WHAT IS BEING ASKED:
Find all lines in the records that include the word "structured", and copy them out.

(Figure record extracts)
----
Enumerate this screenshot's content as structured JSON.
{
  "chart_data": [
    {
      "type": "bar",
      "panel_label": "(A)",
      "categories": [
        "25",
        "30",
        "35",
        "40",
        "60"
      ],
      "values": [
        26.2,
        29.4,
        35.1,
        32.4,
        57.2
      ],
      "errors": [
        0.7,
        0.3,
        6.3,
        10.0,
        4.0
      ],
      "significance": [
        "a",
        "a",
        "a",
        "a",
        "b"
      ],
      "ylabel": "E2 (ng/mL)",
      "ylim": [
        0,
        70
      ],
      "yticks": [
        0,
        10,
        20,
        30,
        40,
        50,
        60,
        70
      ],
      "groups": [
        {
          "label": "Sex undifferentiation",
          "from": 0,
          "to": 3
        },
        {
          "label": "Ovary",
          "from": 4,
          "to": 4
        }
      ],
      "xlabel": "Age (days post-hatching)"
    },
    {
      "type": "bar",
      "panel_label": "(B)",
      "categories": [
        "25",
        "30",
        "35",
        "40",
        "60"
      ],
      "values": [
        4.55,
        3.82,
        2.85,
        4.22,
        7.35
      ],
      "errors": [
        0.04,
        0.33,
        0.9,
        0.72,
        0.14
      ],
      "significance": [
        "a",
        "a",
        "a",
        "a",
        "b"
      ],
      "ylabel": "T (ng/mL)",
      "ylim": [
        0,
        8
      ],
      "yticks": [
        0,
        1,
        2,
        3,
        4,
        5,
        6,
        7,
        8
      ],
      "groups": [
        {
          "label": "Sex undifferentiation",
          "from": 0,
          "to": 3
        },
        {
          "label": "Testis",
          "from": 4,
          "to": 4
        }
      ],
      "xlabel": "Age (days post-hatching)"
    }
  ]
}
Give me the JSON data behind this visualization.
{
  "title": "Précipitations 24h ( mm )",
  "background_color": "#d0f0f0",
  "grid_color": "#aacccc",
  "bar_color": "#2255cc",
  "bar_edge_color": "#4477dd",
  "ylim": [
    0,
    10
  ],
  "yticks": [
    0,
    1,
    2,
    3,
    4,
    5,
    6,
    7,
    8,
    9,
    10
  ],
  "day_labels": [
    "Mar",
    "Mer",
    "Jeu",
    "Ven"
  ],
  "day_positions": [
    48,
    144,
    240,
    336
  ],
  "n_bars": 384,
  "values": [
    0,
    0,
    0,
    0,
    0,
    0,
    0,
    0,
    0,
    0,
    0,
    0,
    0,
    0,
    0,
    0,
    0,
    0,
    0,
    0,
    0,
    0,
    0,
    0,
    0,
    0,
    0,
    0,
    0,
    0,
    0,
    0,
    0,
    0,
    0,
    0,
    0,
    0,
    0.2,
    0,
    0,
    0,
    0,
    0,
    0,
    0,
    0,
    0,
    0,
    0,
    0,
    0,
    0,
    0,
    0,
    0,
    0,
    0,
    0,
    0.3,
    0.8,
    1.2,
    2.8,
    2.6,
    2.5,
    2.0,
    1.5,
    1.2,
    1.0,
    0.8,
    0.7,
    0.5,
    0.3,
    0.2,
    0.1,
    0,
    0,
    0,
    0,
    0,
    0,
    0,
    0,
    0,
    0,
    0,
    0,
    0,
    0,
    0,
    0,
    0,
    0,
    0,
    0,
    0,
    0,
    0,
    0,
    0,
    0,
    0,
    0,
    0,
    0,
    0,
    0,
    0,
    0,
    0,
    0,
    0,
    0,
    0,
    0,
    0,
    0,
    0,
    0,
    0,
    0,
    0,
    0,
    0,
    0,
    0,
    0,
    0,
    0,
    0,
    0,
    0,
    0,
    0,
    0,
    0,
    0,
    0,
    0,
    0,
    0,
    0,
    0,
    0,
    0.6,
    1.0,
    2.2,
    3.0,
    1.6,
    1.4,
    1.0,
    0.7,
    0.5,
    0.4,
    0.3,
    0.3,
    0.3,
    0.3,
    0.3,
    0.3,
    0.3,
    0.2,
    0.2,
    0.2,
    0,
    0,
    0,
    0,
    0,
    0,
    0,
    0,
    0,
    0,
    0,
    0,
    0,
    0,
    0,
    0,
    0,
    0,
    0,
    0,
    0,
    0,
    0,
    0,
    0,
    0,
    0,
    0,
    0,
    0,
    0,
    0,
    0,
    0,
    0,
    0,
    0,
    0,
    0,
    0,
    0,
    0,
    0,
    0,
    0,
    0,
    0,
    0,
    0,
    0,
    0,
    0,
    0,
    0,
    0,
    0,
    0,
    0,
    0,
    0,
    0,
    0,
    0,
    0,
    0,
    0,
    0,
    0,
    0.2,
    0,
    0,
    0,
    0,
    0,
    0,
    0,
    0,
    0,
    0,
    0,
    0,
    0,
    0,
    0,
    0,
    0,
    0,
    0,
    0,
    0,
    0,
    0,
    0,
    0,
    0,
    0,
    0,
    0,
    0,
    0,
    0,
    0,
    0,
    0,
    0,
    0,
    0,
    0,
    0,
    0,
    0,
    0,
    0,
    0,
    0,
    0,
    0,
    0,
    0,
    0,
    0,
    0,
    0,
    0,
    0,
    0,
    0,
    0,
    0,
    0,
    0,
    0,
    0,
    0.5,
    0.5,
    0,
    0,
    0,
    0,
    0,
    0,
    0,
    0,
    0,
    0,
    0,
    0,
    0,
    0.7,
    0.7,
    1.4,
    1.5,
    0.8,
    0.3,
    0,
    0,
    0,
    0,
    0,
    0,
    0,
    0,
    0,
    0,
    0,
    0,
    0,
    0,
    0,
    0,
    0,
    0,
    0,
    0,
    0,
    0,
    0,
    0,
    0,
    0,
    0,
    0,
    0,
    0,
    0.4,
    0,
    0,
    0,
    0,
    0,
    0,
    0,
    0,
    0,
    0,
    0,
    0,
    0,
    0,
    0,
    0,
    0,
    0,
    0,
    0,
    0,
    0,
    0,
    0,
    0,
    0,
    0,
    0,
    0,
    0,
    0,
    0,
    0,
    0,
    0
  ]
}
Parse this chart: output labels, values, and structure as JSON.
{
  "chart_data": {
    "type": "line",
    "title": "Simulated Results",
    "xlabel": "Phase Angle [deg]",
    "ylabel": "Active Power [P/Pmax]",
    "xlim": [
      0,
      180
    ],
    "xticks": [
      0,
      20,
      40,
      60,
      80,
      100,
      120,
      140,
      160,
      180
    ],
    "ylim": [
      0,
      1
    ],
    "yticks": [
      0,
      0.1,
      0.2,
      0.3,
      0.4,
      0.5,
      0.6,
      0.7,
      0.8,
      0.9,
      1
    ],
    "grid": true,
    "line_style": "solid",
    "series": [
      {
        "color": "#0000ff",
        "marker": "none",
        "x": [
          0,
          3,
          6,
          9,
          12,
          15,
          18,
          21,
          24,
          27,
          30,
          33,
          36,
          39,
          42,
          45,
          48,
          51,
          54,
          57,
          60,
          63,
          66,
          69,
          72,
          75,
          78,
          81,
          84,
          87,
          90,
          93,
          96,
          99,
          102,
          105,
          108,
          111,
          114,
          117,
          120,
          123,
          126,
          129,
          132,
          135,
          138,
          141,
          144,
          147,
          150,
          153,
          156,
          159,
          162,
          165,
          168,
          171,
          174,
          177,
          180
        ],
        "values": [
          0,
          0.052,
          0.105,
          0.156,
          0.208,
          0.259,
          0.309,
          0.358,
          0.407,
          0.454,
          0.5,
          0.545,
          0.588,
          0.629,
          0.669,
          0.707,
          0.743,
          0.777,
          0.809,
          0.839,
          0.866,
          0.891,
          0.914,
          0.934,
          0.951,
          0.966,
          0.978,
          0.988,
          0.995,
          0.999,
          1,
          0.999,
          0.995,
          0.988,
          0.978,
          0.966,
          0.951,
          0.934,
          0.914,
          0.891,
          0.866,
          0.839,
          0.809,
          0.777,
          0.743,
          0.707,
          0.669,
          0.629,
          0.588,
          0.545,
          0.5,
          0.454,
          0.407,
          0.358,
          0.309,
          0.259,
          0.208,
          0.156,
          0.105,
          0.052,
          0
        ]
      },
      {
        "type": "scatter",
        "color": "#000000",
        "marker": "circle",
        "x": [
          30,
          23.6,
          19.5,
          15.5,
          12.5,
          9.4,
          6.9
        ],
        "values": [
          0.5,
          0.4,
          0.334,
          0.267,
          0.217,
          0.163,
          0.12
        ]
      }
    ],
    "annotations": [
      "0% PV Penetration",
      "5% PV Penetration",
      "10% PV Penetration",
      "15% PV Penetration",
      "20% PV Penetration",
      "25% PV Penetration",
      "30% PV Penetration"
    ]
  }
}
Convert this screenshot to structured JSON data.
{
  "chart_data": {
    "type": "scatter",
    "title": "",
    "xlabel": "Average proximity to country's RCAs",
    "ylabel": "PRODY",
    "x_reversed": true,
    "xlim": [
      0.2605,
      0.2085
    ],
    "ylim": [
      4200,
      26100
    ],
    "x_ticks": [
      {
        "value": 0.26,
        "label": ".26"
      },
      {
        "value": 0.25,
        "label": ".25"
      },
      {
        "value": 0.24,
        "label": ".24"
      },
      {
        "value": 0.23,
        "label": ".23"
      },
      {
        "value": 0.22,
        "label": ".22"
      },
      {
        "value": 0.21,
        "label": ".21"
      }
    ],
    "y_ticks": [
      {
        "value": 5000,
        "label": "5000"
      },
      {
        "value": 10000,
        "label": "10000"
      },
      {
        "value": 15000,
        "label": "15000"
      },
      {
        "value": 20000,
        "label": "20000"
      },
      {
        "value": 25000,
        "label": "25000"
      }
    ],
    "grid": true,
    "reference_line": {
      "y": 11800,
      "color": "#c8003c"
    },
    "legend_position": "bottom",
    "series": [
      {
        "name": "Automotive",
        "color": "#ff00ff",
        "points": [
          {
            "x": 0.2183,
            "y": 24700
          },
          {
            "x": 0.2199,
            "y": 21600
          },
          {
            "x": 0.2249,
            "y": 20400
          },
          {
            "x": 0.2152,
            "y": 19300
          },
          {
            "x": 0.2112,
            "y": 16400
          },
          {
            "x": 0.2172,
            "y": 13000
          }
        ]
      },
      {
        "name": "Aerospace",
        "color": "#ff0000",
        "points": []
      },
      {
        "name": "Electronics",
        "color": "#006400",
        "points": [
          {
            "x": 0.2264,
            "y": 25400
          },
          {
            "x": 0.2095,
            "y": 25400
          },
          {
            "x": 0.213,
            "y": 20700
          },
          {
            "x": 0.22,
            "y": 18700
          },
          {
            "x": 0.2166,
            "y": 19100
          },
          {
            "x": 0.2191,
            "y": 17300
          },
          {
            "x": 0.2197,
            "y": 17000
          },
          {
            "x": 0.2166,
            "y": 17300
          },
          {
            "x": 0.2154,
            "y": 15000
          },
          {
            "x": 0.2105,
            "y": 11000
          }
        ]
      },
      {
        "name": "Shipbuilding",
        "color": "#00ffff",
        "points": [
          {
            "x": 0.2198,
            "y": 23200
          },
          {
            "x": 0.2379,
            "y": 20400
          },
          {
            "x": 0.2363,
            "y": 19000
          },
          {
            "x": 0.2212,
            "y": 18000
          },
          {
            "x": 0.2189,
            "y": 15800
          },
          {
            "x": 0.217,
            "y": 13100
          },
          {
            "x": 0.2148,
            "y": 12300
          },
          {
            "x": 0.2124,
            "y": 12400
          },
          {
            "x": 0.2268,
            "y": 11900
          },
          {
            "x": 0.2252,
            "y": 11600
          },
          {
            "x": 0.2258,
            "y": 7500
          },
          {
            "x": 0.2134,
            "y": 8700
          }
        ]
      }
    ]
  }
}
----
SOLUTION FOR THIS PROBLEM:
Enumerate this screenshot's content as structured JSON.
Convert this screenshot to structured JSON data.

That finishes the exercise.